* [What the task asks] Go through the listing and copy each line with the string "Reifendruck".

* [Records provided]
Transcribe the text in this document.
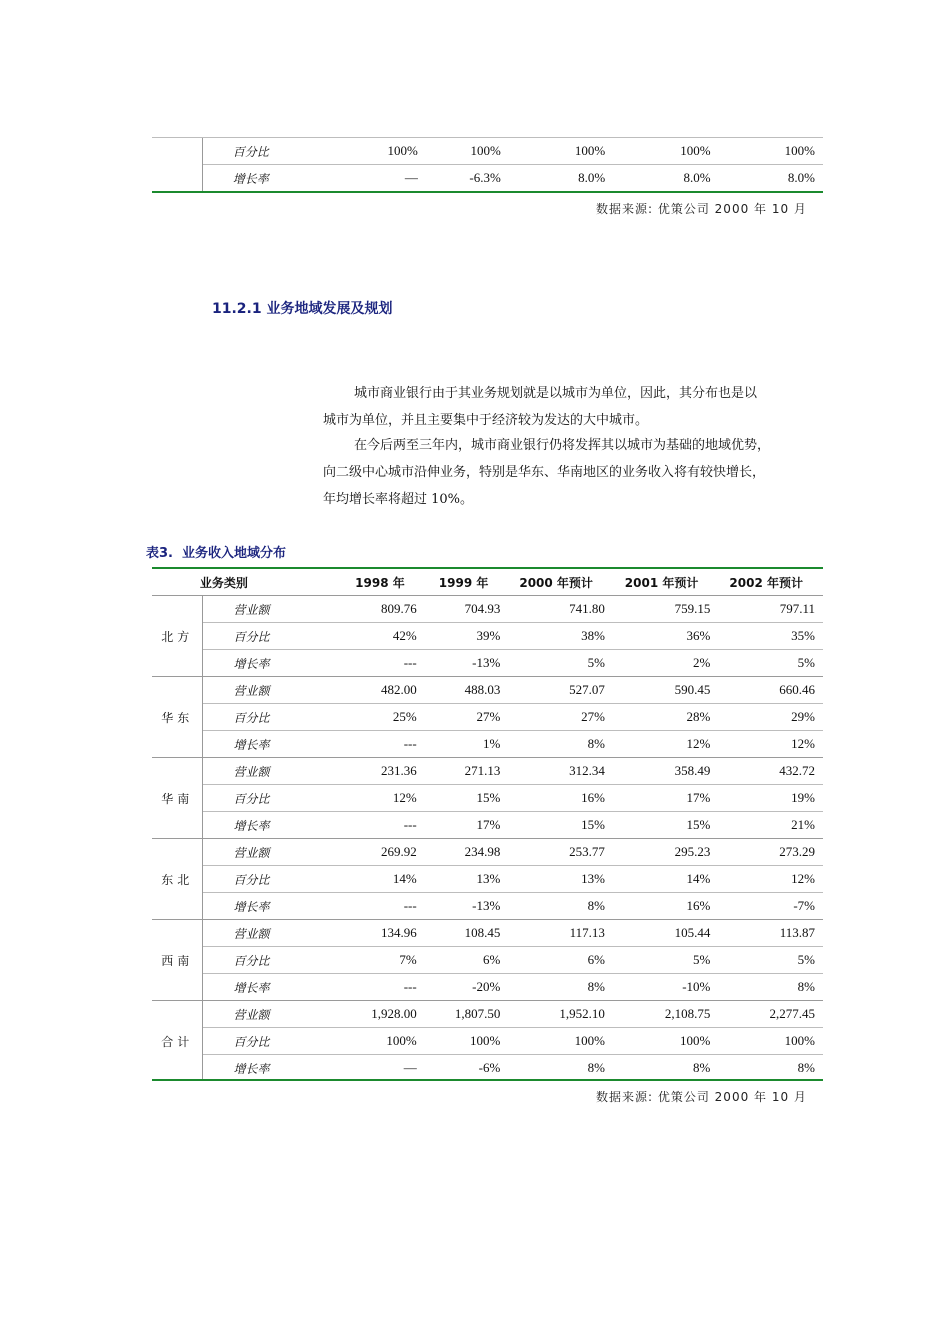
	百分比	100%	100%	100%	100%	100%
	增长率	—	-6.3%	8.0%	8.0%	8.0%
数据来源: 优策公司 2000 年 10 月
11.2.1 业务地域发展及规划
城市商业银行由于其业务规划就是以城市为单位，因此，其分布也是以
城市为单位，并且主要集中于经济较为发达的大中城市。
在今后两至三年内，城市商业银行仍将发挥其以城市为基础的地域优势，
向二级中心城市沿伸业务，特别是华东、华南地区的业务收入将有较快增长，
年均增长率将超过 10%。
表3.  业务收入地域分布
业务类别		1998 年	1999 年	2000 年预计	2001 年预计	2002 年预计
北方	营业额	809.76	704.93	741.80	759.15	797.11
	百分比	42%	39%	38%	36%	35%
	增长率	---	-13%	5%	2%	5%
华东	营业额	482.00	488.03	527.07	590.45	660.46
	百分比	25%	27%	27%	28%	29%
	增长率	---	1%	8%	12%	12%
华南	营业额	231.36	271.13	312.34	358.49	432.72
	百分比	12%	15%	16%	17%	19%
	增长率	---	17%	15%	15%	21%
东北	营业额	269.92	234.98	253.77	295.23	273.29
	百分比	14%	13%	13%	14%	12%
	增长率	---	-13%	8%	16%	-7%
西南	营业额	134.96	108.45	117.13	105.44	113.87
	百分比	7%	6%	6%	5%	5%
	增长率	---	-20%	8%	-10%	8%
合计	营业额	1,928.00	1,807.50	1,952.10	2,108.75	2,277.45
	百分比	100%	100%	100%	100%	100%
	增长率	—	-6%	8%	8%	8%
数据来源: 优策公司 2000 年 10 月
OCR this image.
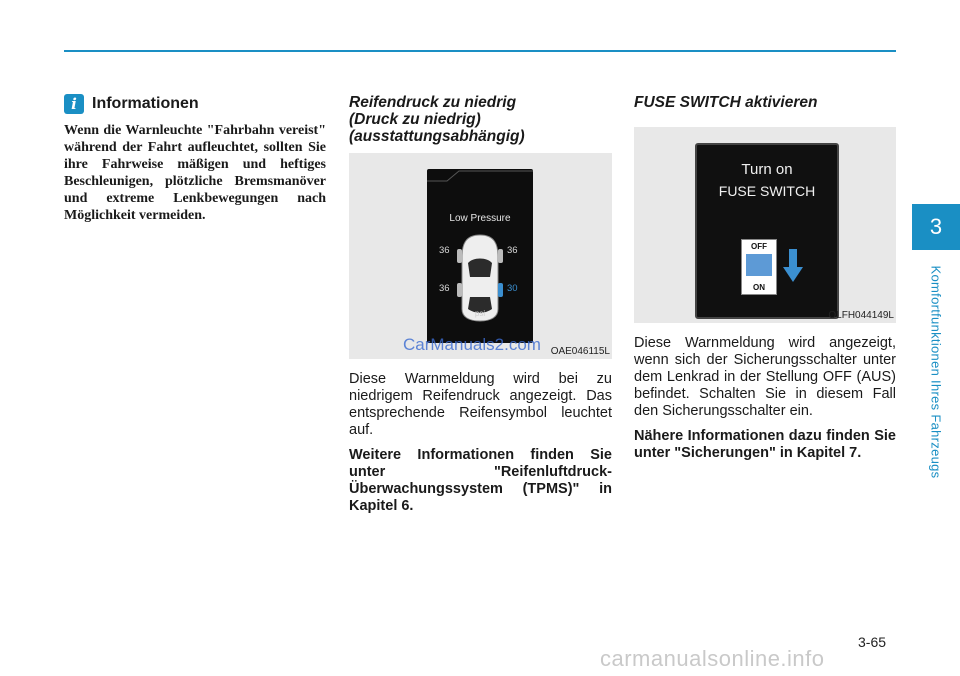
i Informationen

Wenn die Warnleuchte "Fahrbahn vereist" während der Fahrt aufleuchtet, sollten Sie ihre Fahrweise mäßigen und heftiges Beschleunigen, plötzliche Bremsmanöver und extreme Lenkbewegungen nach Möglichkeit vermeiden.

Reifendruck zu niedrig
(Druck zu niedrig)
(ausstattungsabhängig)
Low Pressure
36	36
36	30
psi
CarManuals2.com OAE046115L

Diese Warnmeldung wird bei zu niedrigem Reifendruck angezeigt. Das entsprechende Reifensymbol leuchtet auf.

Weitere Informationen finden Sie unter "Reifenluftdruck-Überwachungssystem (TPMS)" in Kapitel 6.

FUSE SWITCH aktivieren
Turn on
FUSE SWITCH
OFF
ON
OLFH044149L

Diese Warnmeldung wird angezeigt, wenn sich der Sicherungsschalter unter dem Lenkrad in der Stellung OFF (AUS) befindet. Schalten Sie in diesem Fall den Sicherungsschalter ein.

Nähere Informationen dazu finden Sie unter "Sicherungen" in Kapitel 7.

3
Komfortfunktionen Ihres Fahrzeugs
3-65
carmanualsonline.info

* [Solution to the problem]
Reifendruck zu niedrig
Diese Warnmeldung wird bei zu niedrigem Reifendruck angezeigt. Das entsprechende Reifensymbol leuchtet auf.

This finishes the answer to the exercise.